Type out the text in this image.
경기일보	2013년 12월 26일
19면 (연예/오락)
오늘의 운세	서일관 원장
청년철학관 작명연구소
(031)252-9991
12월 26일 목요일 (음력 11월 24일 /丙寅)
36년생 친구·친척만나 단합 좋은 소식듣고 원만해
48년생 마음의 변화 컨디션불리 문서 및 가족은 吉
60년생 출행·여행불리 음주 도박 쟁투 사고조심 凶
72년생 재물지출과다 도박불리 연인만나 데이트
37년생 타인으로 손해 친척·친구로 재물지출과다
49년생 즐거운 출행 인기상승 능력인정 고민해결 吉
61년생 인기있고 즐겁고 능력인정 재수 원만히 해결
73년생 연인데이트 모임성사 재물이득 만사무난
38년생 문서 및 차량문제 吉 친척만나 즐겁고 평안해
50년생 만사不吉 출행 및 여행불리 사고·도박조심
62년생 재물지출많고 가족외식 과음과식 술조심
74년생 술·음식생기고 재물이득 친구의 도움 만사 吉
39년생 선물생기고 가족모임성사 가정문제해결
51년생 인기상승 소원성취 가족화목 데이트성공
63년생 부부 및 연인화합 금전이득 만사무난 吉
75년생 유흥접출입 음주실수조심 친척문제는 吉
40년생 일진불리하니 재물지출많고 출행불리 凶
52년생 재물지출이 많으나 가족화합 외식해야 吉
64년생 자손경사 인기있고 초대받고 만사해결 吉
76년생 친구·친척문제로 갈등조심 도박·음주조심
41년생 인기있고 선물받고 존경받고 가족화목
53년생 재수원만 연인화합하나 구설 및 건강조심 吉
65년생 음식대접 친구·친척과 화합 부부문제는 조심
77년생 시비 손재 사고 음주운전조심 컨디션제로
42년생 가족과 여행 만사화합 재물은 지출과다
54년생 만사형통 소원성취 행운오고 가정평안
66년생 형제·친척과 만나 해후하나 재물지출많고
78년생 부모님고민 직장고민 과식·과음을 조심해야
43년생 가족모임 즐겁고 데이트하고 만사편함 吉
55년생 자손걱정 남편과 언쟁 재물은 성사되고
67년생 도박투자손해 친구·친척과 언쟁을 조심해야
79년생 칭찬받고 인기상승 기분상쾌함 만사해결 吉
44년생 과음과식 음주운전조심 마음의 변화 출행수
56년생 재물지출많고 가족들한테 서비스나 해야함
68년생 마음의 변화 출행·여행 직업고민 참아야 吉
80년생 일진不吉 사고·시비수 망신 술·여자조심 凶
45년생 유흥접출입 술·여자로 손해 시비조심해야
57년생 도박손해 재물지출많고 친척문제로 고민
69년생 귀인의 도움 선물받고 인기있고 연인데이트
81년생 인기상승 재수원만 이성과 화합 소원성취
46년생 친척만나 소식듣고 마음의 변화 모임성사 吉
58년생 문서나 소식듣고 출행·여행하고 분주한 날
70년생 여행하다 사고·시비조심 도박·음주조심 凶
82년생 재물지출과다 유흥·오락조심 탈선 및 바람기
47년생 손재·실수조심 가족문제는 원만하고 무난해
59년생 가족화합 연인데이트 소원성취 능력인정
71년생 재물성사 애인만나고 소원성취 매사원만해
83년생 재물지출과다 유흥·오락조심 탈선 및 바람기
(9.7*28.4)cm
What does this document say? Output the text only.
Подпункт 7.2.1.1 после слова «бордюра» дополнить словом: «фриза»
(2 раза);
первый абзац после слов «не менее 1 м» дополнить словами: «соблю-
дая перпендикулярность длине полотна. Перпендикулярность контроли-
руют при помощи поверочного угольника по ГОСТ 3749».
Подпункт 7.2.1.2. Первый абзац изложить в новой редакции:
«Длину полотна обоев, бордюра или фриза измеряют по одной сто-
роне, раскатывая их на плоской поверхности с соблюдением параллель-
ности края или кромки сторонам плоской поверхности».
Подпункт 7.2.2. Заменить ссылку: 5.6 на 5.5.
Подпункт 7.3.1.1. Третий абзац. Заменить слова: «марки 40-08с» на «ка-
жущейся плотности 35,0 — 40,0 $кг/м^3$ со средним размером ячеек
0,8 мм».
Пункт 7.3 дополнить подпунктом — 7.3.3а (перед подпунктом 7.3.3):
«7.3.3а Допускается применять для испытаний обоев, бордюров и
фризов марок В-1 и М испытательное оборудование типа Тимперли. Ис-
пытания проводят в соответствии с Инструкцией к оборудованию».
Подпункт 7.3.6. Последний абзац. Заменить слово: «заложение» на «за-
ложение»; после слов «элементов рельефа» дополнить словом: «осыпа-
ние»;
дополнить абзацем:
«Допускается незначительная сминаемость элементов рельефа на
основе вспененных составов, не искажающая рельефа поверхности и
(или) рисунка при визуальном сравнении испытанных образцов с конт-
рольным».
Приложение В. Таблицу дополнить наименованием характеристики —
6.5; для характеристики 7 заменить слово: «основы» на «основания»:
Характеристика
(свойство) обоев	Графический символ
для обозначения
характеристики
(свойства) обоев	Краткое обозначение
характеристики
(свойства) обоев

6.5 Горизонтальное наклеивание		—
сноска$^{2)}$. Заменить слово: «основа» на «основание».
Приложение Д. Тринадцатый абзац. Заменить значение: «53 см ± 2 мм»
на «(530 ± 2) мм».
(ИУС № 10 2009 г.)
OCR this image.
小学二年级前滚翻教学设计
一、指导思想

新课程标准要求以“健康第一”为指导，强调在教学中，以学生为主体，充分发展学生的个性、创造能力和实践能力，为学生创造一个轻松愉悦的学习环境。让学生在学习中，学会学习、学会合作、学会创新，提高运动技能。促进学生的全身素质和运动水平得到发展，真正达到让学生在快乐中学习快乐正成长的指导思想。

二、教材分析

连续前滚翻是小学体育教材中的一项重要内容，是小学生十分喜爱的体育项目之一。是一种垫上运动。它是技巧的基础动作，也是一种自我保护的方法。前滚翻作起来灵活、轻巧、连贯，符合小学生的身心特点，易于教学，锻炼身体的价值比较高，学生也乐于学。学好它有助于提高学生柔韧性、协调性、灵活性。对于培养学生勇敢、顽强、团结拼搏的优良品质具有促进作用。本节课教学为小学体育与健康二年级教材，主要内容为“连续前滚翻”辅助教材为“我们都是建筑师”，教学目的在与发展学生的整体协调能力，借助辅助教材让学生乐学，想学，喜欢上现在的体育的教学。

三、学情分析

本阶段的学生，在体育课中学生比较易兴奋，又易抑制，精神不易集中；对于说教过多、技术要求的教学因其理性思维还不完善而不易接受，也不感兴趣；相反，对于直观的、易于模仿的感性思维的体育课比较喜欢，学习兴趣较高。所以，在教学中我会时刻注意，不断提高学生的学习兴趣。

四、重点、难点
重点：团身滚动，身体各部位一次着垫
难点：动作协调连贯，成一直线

= SET TASK =
Point out every line holding the string "선물받고" and copy it.

= WRITTEN RESPONSE =
41년생 인기있고 선물받고 존경받고 가족화목
69년생 귀인의 도움 선물받고 인기있고 연인데이트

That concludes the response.